Establish how many lines in the material include the string "очереди" and report it as a lone number.

[Extracted records]
# # # # # # #

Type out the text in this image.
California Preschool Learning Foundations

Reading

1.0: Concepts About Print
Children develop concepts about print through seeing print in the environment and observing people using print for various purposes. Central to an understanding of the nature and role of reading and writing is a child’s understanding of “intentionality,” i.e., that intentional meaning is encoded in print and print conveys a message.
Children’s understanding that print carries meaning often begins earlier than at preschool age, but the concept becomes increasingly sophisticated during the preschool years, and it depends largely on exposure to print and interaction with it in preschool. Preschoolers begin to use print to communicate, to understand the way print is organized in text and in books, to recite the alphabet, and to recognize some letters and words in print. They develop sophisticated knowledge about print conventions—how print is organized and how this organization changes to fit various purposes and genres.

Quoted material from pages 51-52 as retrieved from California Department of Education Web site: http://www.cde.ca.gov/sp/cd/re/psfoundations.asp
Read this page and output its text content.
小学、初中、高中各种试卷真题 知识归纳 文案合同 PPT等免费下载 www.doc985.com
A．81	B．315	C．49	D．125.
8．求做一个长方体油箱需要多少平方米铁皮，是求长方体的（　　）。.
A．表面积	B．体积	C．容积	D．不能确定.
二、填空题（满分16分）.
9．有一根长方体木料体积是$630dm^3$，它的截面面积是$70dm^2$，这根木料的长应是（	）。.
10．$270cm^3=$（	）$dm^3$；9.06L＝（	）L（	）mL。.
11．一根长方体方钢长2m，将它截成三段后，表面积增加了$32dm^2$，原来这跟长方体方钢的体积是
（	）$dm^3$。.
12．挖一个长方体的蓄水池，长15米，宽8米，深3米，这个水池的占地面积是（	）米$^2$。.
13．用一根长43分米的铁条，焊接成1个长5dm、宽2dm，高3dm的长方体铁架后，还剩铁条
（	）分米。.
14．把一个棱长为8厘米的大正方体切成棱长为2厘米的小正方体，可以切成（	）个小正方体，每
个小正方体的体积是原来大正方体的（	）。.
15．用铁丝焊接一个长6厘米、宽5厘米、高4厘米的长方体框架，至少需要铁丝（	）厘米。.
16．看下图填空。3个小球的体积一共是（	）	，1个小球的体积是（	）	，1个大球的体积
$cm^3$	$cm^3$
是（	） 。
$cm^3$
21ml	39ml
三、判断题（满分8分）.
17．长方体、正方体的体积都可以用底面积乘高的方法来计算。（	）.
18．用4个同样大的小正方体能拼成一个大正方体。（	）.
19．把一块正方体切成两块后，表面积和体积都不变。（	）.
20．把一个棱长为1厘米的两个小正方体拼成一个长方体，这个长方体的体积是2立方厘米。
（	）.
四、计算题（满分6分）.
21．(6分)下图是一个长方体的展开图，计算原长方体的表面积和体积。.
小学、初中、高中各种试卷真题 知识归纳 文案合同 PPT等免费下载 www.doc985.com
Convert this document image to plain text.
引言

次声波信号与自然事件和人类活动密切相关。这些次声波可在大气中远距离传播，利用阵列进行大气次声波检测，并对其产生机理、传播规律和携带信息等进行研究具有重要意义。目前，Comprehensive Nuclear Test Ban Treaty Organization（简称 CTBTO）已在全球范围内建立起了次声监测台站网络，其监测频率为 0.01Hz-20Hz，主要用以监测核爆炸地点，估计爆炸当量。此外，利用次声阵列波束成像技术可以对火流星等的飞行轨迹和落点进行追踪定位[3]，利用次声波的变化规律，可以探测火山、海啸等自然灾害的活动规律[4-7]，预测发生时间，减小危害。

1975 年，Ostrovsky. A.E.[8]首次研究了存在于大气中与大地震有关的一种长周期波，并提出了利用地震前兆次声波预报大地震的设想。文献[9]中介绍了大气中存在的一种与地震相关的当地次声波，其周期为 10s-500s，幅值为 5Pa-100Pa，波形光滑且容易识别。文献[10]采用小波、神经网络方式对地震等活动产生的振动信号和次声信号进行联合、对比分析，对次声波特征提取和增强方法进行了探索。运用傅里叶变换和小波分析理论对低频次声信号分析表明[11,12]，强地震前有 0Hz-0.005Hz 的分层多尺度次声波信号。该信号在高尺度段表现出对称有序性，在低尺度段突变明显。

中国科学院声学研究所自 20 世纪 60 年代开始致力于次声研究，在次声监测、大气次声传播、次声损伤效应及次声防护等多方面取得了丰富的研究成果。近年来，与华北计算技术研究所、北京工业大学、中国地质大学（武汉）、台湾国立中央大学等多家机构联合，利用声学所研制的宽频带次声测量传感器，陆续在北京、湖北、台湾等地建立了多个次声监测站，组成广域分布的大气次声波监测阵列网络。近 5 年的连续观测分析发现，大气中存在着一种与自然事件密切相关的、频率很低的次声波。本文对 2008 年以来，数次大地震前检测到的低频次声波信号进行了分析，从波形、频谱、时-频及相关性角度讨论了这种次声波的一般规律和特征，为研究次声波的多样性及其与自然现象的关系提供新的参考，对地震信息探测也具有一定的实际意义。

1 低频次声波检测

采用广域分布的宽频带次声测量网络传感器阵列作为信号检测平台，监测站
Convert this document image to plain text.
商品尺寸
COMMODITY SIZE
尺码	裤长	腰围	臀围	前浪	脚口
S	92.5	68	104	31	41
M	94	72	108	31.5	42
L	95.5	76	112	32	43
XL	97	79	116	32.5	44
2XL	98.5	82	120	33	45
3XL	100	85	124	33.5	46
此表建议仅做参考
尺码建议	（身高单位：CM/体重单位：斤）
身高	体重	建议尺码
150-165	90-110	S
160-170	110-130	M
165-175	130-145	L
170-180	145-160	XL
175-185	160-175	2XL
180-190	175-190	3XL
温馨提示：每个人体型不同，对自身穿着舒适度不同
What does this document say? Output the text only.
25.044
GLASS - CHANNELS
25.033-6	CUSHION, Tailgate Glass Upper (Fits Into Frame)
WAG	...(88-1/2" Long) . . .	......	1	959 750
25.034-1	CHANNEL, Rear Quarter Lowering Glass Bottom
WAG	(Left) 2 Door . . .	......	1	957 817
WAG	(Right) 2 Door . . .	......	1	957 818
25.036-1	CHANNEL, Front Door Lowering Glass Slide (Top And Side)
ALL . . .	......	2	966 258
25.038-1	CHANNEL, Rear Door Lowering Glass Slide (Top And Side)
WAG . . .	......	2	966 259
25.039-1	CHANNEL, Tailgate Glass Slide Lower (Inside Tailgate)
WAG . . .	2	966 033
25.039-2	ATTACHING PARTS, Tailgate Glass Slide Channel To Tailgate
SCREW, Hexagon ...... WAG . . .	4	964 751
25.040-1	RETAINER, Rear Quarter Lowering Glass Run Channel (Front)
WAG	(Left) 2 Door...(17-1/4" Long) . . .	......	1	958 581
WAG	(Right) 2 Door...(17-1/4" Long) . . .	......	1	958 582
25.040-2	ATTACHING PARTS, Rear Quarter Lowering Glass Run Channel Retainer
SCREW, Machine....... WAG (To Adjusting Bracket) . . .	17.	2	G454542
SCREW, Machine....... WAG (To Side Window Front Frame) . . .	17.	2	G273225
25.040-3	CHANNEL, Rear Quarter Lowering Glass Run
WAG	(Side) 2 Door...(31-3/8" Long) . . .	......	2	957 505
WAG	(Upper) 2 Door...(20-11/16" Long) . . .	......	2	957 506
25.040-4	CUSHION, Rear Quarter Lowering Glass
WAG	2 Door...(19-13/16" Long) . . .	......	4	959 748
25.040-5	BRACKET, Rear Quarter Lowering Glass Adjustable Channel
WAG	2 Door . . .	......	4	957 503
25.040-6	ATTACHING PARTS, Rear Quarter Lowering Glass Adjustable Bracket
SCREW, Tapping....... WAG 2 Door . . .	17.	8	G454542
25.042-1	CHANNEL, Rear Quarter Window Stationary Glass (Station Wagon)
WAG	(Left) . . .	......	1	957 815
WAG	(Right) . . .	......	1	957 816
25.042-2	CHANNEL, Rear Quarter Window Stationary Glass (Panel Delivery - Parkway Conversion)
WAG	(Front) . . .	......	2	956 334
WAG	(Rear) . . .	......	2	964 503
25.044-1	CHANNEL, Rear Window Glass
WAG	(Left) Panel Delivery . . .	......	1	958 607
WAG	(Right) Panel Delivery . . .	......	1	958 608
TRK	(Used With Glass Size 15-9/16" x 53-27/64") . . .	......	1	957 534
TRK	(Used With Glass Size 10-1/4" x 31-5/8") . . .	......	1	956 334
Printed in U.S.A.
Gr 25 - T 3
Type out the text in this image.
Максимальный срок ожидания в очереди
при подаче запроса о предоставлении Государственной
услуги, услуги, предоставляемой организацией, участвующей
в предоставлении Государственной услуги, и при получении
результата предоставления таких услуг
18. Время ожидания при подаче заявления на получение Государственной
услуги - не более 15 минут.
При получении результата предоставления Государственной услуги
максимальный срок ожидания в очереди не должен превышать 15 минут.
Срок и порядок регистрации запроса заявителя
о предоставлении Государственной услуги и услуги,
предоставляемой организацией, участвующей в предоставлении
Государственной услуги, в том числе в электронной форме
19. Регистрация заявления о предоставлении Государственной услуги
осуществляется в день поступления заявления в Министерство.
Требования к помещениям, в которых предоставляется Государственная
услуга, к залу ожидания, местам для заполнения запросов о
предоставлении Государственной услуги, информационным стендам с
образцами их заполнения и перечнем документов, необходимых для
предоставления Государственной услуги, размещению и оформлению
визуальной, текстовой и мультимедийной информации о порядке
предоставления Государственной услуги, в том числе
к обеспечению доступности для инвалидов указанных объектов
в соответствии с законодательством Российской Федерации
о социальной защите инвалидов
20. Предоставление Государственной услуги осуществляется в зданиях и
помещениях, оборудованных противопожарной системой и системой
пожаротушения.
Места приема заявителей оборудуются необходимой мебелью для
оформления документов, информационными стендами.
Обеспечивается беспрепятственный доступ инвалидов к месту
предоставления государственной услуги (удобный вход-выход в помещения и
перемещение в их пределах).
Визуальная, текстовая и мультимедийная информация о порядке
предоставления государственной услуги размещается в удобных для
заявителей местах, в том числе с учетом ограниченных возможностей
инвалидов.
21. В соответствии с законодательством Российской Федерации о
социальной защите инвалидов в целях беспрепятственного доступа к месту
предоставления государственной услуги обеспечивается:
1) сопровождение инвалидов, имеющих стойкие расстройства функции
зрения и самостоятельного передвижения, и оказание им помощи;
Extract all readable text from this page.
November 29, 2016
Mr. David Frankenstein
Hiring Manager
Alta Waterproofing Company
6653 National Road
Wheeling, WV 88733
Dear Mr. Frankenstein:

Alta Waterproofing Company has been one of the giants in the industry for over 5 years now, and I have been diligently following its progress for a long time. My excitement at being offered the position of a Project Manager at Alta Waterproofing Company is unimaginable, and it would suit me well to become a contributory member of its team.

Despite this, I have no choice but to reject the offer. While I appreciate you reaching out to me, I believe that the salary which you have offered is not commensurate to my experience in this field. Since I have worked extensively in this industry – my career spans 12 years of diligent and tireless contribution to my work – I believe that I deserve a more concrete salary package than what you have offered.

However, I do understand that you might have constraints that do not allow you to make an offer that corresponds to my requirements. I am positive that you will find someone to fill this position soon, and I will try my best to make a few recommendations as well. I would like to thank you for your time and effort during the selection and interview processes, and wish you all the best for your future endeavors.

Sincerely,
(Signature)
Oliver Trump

# # # # # # #

• _EXERCISE SOLUTION_
2